_Required work_
Each line that holds the string "title" counts once; say how many such lines there are and add nothing.

(Stored items)
++++++++

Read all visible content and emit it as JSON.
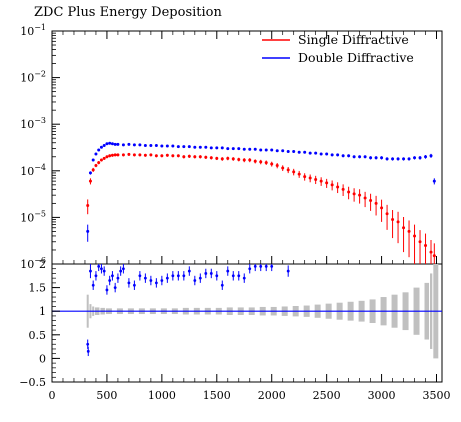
{
  "chart_data": [
    {
      "type": "scatter",
      "title": "ZDC Plus Energy Deposition",
      "xlabel": "",
      "ylabel": "",
      "yscale": "log",
      "xlim": [
        0,
        3550
      ],
      "ylim": [
        1e-06,
        0.1
      ],
      "yticks": [
        {
          "value": 0.1,
          "base": "10",
          "exp": "−1"
        },
        {
          "value": 0.01,
          "base": "10",
          "exp": "−2"
        },
        {
          "value": 0.001,
          "base": "10",
          "exp": "−3"
        },
        {
          "value": 0.0001,
          "base": "10",
          "exp": "−4"
        },
        {
          "value": 1e-05,
          "base": "10",
          "exp": "−5"
        },
        {
          "value": 1e-06,
          "base": "10",
          "exp": "−6"
        }
      ],
      "legend_position": "top-right",
      "series": [
        {
          "name": "Single Diffractive",
          "color": "#ff0000",
          "x": [
            325,
            350,
            375,
            400,
            425,
            450,
            475,
            500,
            525,
            550,
            575,
            600,
            650,
            700,
            750,
            800,
            850,
            900,
            950,
            1000,
            1050,
            1100,
            1150,
            1200,
            1250,
            1300,
            1350,
            1400,
            1450,
            1500,
            1550,
            1600,
            1650,
            1700,
            1750,
            1800,
            1850,
            1900,
            1950,
            2000,
            2050,
            2100,
            2150,
            2200,
            2250,
            2300,
            2350,
            2400,
            2450,
            2500,
            2550,
            2600,
            2650,
            2700,
            2750,
            2800,
            2850,
            2900,
            2950,
            3000,
            3050,
            3100,
            3150,
            3200,
            3250,
            3300,
            3350,
            3400,
            3450,
            3480
          ],
          "y": [
            1.8e-05,
            6e-05,
            0.000105,
            0.00013,
            0.00015,
            0.00017,
            0.000185,
            0.0002,
            0.00021,
            0.000215,
            0.00022,
            0.00022,
            0.00022,
            0.000225,
            0.00022,
            0.00022,
            0.000215,
            0.00022,
            0.00021,
            0.00021,
            0.000215,
            0.00021,
            0.00021,
            0.0002,
            0.000205,
            0.0002,
            0.0002,
            0.000195,
            0.00019,
            0.000185,
            0.00018,
            0.000185,
            0.00018,
            0.000175,
            0.00017,
            0.00017,
            0.00016,
            0.000155,
            0.00015,
            0.00014,
            0.00013,
            0.000115,
            0.000105,
            9.5e-05,
            8.5e-05,
            7.5e-05,
            7e-05,
            6.5e-05,
            6e-05,
            5.5e-05,
            5e-05,
            4.5e-05,
            4e-05,
            3.5e-05,
            3.2e-05,
            3e-05,
            2.6e-05,
            2.3e-05,
            2e-05,
            1.6e-05,
            1.2e-05,
            9e-06,
            8e-06,
            6e-06,
            5e-06,
            4e-06,
            3e-06,
            2.5e-06,
            1.8e-06,
            1.5e-06
          ],
          "yerr_rel": [
            0.35,
            0.15,
            0.1,
            0.08,
            0.08,
            0.07,
            0.07,
            0.07,
            0.07,
            0.07,
            0.07,
            0.07,
            0.07,
            0.07,
            0.07,
            0.07,
            0.07,
            0.07,
            0.07,
            0.07,
            0.07,
            0.07,
            0.07,
            0.08,
            0.08,
            0.08,
            0.08,
            0.08,
            0.08,
            0.08,
            0.09,
            0.09,
            0.09,
            0.09,
            0.1,
            0.1,
            0.1,
            0.11,
            0.11,
            0.12,
            0.13,
            0.14,
            0.15,
            0.16,
            0.17,
            0.18,
            0.19,
            0.2,
            0.21,
            0.22,
            0.24,
            0.26,
            0.28,
            0.3,
            0.32,
            0.34,
            0.36,
            0.4,
            0.45,
            0.5,
            0.55,
            0.6,
            0.65,
            0.7,
            0.72,
            0.75,
            0.78,
            0.8,
            0.82,
            0.85
          ]
        },
        {
          "name": "Double Diffractive",
          "color": "#0000ff",
          "x": [
            325,
            350,
            375,
            400,
            425,
            450,
            475,
            500,
            525,
            550,
            575,
            600,
            650,
            700,
            750,
            800,
            850,
            900,
            950,
            1000,
            1050,
            1100,
            1150,
            1200,
            1250,
            1300,
            1350,
            1400,
            1450,
            1500,
            1550,
            1600,
            1650,
            1700,
            1750,
            1800,
            1850,
            1900,
            1950,
            2000,
            2050,
            2100,
            2150,
            2200,
            2250,
            2300,
            2350,
            2400,
            2450,
            2500,
            2550,
            2600,
            2650,
            2700,
            2750,
            2800,
            2850,
            2900,
            2950,
            3000,
            3050,
            3100,
            3150,
            3200,
            3250,
            3300,
            3350,
            3400,
            3450,
            3480
          ],
          "y": [
            5e-06,
            9e-05,
            0.00017,
            0.00023,
            0.00028,
            0.00032,
            0.00035,
            0.00038,
            0.00039,
            0.00038,
            0.00037,
            0.00037,
            0.00036,
            0.00037,
            0.00036,
            0.00036,
            0.00035,
            0.00035,
            0.00035,
            0.00034,
            0.00034,
            0.00034,
            0.00033,
            0.00033,
            0.00033,
            0.00032,
            0.00032,
            0.00032,
            0.00031,
            0.00031,
            0.00031,
            0.0003,
            0.0003,
            0.0003,
            0.00029,
            0.00029,
            0.00029,
            0.00028,
            0.00028,
            0.00028,
            0.00027,
            0.00027,
            0.00026,
            0.00026,
            0.00025,
            0.00025,
            0.00024,
            0.00024,
            0.00023,
            0.00023,
            0.00022,
            0.00022,
            0.00021,
            0.00021,
            0.0002,
            0.0002,
            0.0002,
            0.00019,
            0.00019,
            0.00019,
            0.00018,
            0.00018,
            0.00018,
            0.00018,
            0.00018,
            0.00019,
            0.00019,
            0.0002,
            0.00021,
            6e-05
          ],
          "yerr_rel": [
            0.4,
            0.08,
            0.06,
            0.05,
            0.05,
            0.05,
            0.05,
            0.05,
            0.05,
            0.05,
            0.05,
            0.05,
            0.05,
            0.05,
            0.05,
            0.05,
            0.05,
            0.05,
            0.05,
            0.05,
            0.05,
            0.05,
            0.05,
            0.05,
            0.05,
            0.05,
            0.05,
            0.05,
            0.05,
            0.05,
            0.05,
            0.05,
            0.05,
            0.05,
            0.05,
            0.05,
            0.05,
            0.05,
            0.05,
            0.05,
            0.06,
            0.06,
            0.06,
            0.06,
            0.06,
            0.06,
            0.06,
            0.06,
            0.06,
            0.06,
            0.07,
            0.07,
            0.07,
            0.07,
            0.07,
            0.07,
            0.07,
            0.08,
            0.08,
            0.08,
            0.08,
            0.08,
            0.08,
            0.08,
            0.08,
            0.08,
            0.09,
            0.09,
            0.1,
            0.15
          ]
        }
      ]
    },
    {
      "type": "scatter",
      "title": "",
      "xlabel": "",
      "ylabel": "",
      "xlim": [
        0,
        3550
      ],
      "ylim": [
        -0.5,
        2
      ],
      "yticks": [
        "−0.5",
        "0",
        "0.5",
        "1",
        "1.5",
        "2"
      ],
      "xticks": [
        "0",
        "500",
        "1000",
        "1500",
        "2000",
        "2500",
        "3000",
        "3500"
      ],
      "reference_line": 1,
      "band": {
        "color": "#c0c0c0",
        "x": [
          325,
          350,
          375,
          400,
          450,
          500,
          600,
          700,
          800,
          900,
          1000,
          1100,
          1200,
          1300,
          1400,
          1500,
          1600,
          1700,
          1800,
          1900,
          2000,
          2100,
          2200,
          2300,
          2400,
          2500,
          2600,
          2700,
          2800,
          2900,
          3000,
          3100,
          3200,
          3300,
          3400,
          3450,
          3480
        ],
        "half_width": [
          0.35,
          0.15,
          0.1,
          0.08,
          0.07,
          0.06,
          0.06,
          0.06,
          0.06,
          0.06,
          0.06,
          0.06,
          0.07,
          0.07,
          0.07,
          0.07,
          0.08,
          0.08,
          0.08,
          0.09,
          0.09,
          0.1,
          0.11,
          0.12,
          0.14,
          0.16,
          0.18,
          0.2,
          0.22,
          0.25,
          0.3,
          0.35,
          0.4,
          0.5,
          0.6,
          0.8,
          1.0
        ]
      },
      "series": [
        {
          "name": "Double Diffractive",
          "color": "#0000ff",
          "x": [
            325,
            330,
            350,
            375,
            400,
            425,
            450,
            475,
            500,
            525,
            550,
            575,
            600,
            625,
            650,
            700,
            750,
            800,
            850,
            900,
            950,
            1000,
            1050,
            1100,
            1150,
            1200,
            1250,
            1300,
            1350,
            1400,
            1450,
            1500,
            1550,
            1600,
            1650,
            1700,
            1750,
            1800,
            1850,
            1900,
            1950,
            2000,
            2150
          ],
          "y": [
            0.3,
            0.15,
            1.85,
            1.55,
            1.75,
            1.95,
            1.9,
            1.85,
            1.45,
            1.65,
            1.75,
            1.5,
            1.7,
            1.85,
            1.9,
            1.6,
            1.55,
            1.75,
            1.7,
            1.65,
            1.6,
            1.65,
            1.7,
            1.75,
            1.75,
            1.75,
            1.85,
            1.65,
            1.7,
            1.8,
            1.8,
            1.75,
            1.55,
            1.85,
            1.75,
            1.75,
            1.7,
            1.9,
            1.95,
            1.95,
            1.95,
            1.95,
            1.85
          ],
          "yerr": [
            0.1,
            0.1,
            0.15,
            0.1,
            0.1,
            0.1,
            0.1,
            0.1,
            0.1,
            0.1,
            0.1,
            0.1,
            0.1,
            0.1,
            0.1,
            0.1,
            0.1,
            0.1,
            0.1,
            0.1,
            0.1,
            0.1,
            0.1,
            0.1,
            0.1,
            0.1,
            0.1,
            0.1,
            0.1,
            0.1,
            0.1,
            0.1,
            0.1,
            0.1,
            0.1,
            0.1,
            0.1,
            0.1,
            0.1,
            0.1,
            0.1,
            0.1,
            0.12
          ]
        }
      ]
    }
  ]
}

++++++++

_Exercise solution_
2